EXERCISE DETAILS: Copy out every line of the following records word for word.
========================
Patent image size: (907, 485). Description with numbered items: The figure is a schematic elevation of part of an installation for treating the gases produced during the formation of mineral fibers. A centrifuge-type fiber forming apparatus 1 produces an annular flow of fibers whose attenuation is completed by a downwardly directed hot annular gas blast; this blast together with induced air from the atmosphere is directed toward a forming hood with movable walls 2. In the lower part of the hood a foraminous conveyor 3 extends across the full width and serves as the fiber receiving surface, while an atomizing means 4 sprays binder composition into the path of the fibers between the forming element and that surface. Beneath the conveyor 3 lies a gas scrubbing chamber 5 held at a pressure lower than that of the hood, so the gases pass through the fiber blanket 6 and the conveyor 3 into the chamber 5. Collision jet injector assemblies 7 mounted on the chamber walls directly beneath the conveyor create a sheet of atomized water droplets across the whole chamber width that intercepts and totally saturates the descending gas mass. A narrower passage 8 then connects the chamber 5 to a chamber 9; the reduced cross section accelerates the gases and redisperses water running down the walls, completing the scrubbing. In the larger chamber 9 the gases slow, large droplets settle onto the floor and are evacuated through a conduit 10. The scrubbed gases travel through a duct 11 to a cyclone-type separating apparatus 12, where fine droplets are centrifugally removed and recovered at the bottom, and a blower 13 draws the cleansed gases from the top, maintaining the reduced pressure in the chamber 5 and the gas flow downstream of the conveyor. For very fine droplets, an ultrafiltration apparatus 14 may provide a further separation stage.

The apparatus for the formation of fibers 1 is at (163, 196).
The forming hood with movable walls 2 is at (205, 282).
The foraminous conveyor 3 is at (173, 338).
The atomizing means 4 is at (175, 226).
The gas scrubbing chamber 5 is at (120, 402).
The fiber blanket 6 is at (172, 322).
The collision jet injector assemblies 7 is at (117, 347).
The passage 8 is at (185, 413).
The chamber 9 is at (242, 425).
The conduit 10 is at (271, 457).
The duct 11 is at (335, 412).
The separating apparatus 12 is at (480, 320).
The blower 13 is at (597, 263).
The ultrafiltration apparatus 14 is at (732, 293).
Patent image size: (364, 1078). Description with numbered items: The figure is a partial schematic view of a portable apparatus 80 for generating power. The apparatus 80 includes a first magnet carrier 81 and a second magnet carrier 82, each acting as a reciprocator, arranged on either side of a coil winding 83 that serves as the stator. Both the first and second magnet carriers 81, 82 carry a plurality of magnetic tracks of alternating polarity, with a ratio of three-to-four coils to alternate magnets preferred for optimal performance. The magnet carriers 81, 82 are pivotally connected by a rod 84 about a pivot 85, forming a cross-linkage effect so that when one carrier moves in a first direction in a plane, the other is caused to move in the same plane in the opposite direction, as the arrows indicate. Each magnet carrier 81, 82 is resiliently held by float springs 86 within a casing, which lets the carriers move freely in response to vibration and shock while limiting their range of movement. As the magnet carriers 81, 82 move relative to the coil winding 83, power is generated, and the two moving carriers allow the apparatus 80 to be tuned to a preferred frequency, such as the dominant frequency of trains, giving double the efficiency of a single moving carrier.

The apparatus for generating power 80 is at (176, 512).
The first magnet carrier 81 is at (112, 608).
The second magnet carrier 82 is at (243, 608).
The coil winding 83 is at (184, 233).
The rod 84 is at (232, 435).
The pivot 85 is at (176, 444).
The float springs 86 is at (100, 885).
========================
FINAL RESULT:
Patent image size: (907, 485). Description with numbered items: The figure is a schematic elevation of part of an installation for treating the gases produced during the formation of mineral fibers. A centrifuge-type fiber forming apparatus 1 produces an annular flow of fibers whose attenuation is completed by a downwardly directed hot annular gas blast; this blast together with induced air from the atmosphere is directed toward a forming hood with movable walls 2. In the lower part of the hood a foraminous conveyor 3 extends across the full width and serves as the fiber receiving surface, while an atomizing means 4 sprays binder composition into the path of the fibers between the forming element and that surface. Beneath the conveyor 3 lies a gas scrubbing chamber 5 held at a pressure lower than that of the hood, so the gases pass through the fiber blanket 6 and the conveyor 3 into the chamber 5. Collision jet injector assemblies 7 mounted on the chamber walls directly beneath the conveyor create a sheet of atomized water droplets across the whole chamber width that intercepts and totally saturates the descending gas mass. A narrower passage 8 then connects the chamber 5 to a chamber 9; the reduced cross section accelerates the gases and redisperses water running down the walls, completing the scrubbing. In the larger chamber 9 the gases slow, large droplets settle onto the floor and are evacuated through a conduit 10. The scrubbed gases travel through a duct 11 to a cyclone-type separating apparatus 12, where fine droplets are centrifugally removed and recovered at the bottom, and a blower 13 draws the cleansed gases from the top, maintaining the reduced pressure in the chamber 5 and the gas flow downstream of the conveyor. For very fine droplets, an ultrafiltration apparatus 14 may provide a further separation stage.

The apparatus for the formation of fibers 1 is at (163, 196).
The forming hood with movable walls 2 is at (205, 282).
The foraminous conveyor 3 is at (173, 338).
The atomizing means 4 is at (175, 226).
The gas scrubbing chamber 5 is at (120, 402).
The fiber blanket 6 is at (172, 322).
The collision jet injector assemblies 7 is at (117, 347).
The passage 8 is at (185, 413).
The chamber 9 is at (242, 425).
The conduit 10 is at (271, 457).
The duct 11 is at (335, 412).
The separating apparatus 12 is at (480, 320).
The blower 13 is at (597, 263).
The ultrafiltration apparatus 14 is at (732, 293).
Patent image size: (364, 1078). Description with numbered items: The figure is a partial schematic view of a portable apparatus 80 for generating power. The apparatus 80 includes a first magnet carrier 81 and a second magnet carrier 82, each acting as a reciprocator, arranged on either side of a coil winding 83 that serves as the stator. Both the first and second magnet carriers 81, 82 carry a plurality of magnetic tracks of alternating polarity, with a ratio of three-to-four coils to alternate magnets preferred for optimal performance. The magnet carriers 81, 82 are pivotally connected by a rod 84 about a pivot 85, forming a cross-linkage effect so that when one carrier moves in a first direction in a plane, the other is caused to move in the same plane in the opposite direction, as the arrows indicate. Each magnet carrier 81, 82 is resiliently held by float springs 86 within a casing, which lets the carriers move freely in response to vibration and shock while limiting their range of movement. As the magnet carriers 81, 82 move relative to the coil winding 83, power is generated, and the two moving carriers allow the apparatus 80 to be tuned to a preferred frequency, such as the dominant frequency of trains, giving double the efficiency of a single moving carrier.

The apparatus for generating power 80 is at (176, 512).
The first magnet carrier 81 is at (112, 608).
The second magnet carrier 82 is at (243, 608).
The coil winding 83 is at (184, 233).
The rod 84 is at (232, 435).
The pivot 85 is at (176, 444).
The float springs 86 is at (100, 885).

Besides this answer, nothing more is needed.